— START OF Data records —
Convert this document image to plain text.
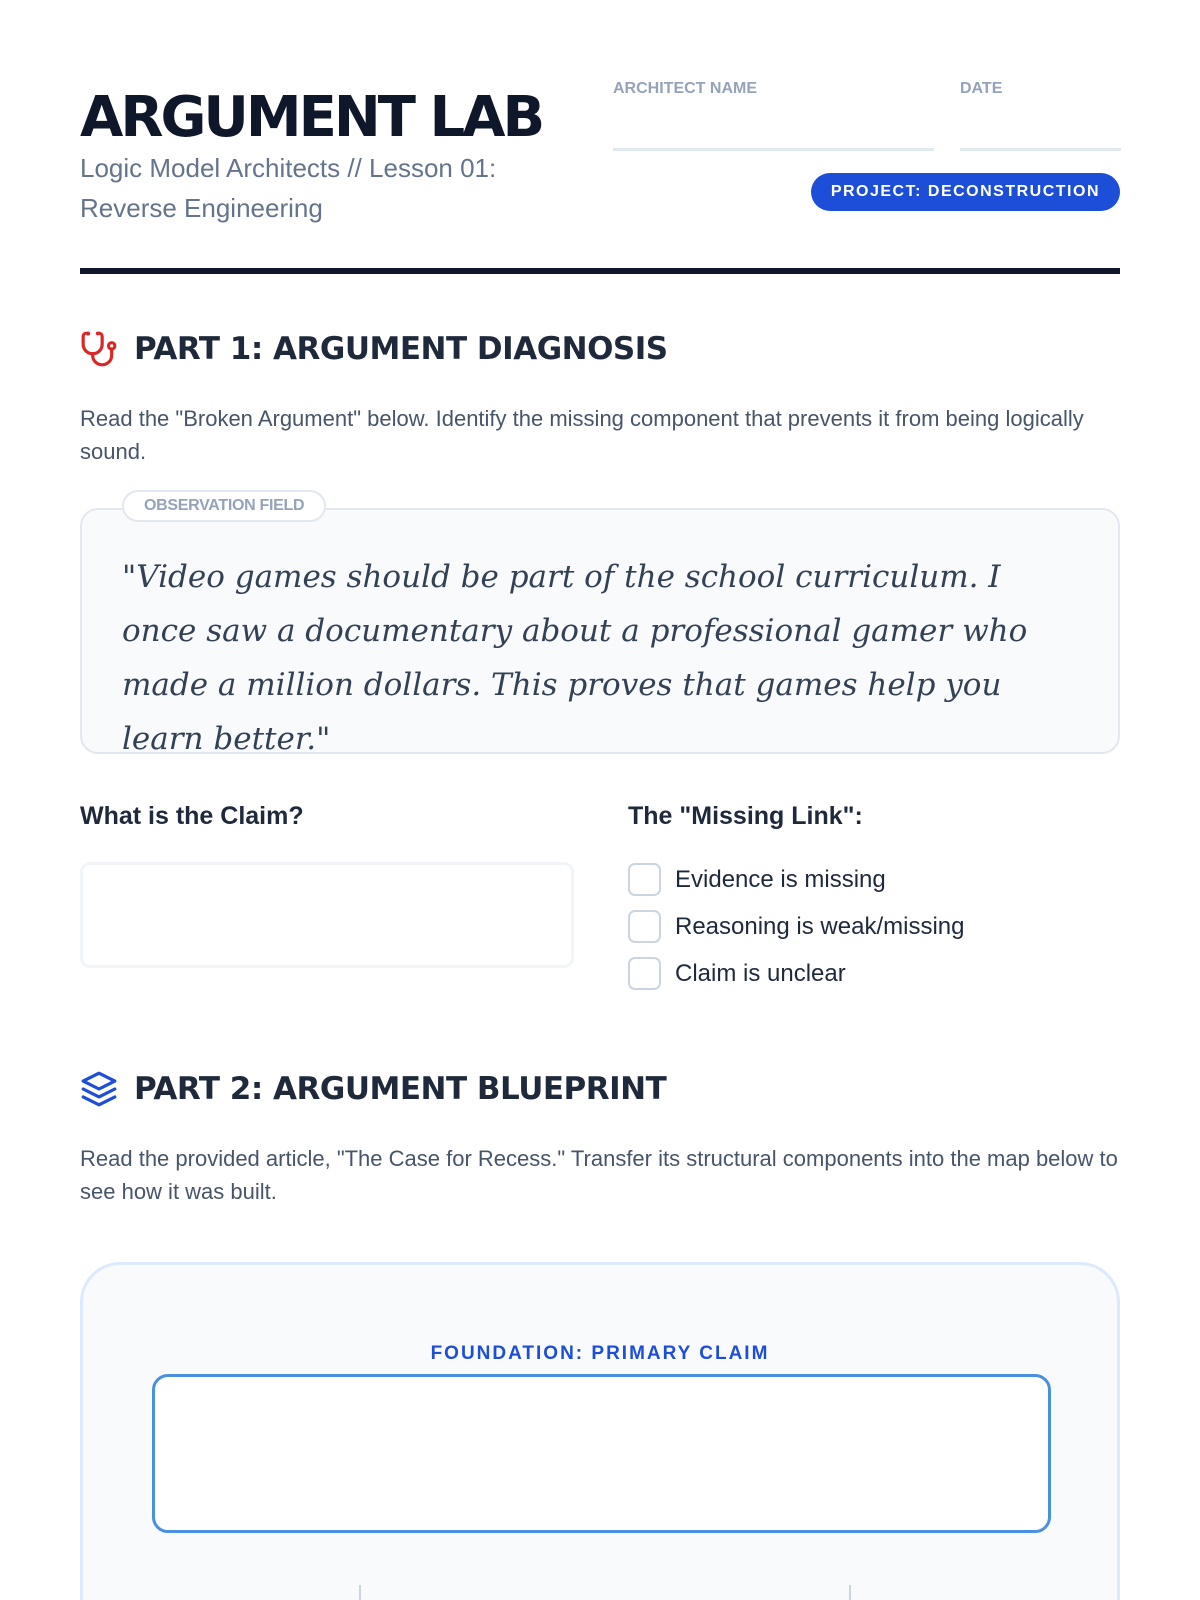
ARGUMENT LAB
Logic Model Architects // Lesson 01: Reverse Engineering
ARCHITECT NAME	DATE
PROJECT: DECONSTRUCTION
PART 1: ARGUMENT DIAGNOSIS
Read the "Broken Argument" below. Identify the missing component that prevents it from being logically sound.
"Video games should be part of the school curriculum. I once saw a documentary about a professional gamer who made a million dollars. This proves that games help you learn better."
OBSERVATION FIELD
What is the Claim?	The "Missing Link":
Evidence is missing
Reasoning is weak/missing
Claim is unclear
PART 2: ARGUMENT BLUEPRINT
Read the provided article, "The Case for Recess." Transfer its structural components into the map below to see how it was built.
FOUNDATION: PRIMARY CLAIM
— END OF Data records —
#### [Given problem]
The word "below" may appear on some lines of these records; state how many such lines there are, and nothing else.

#### [Solution to this task]
2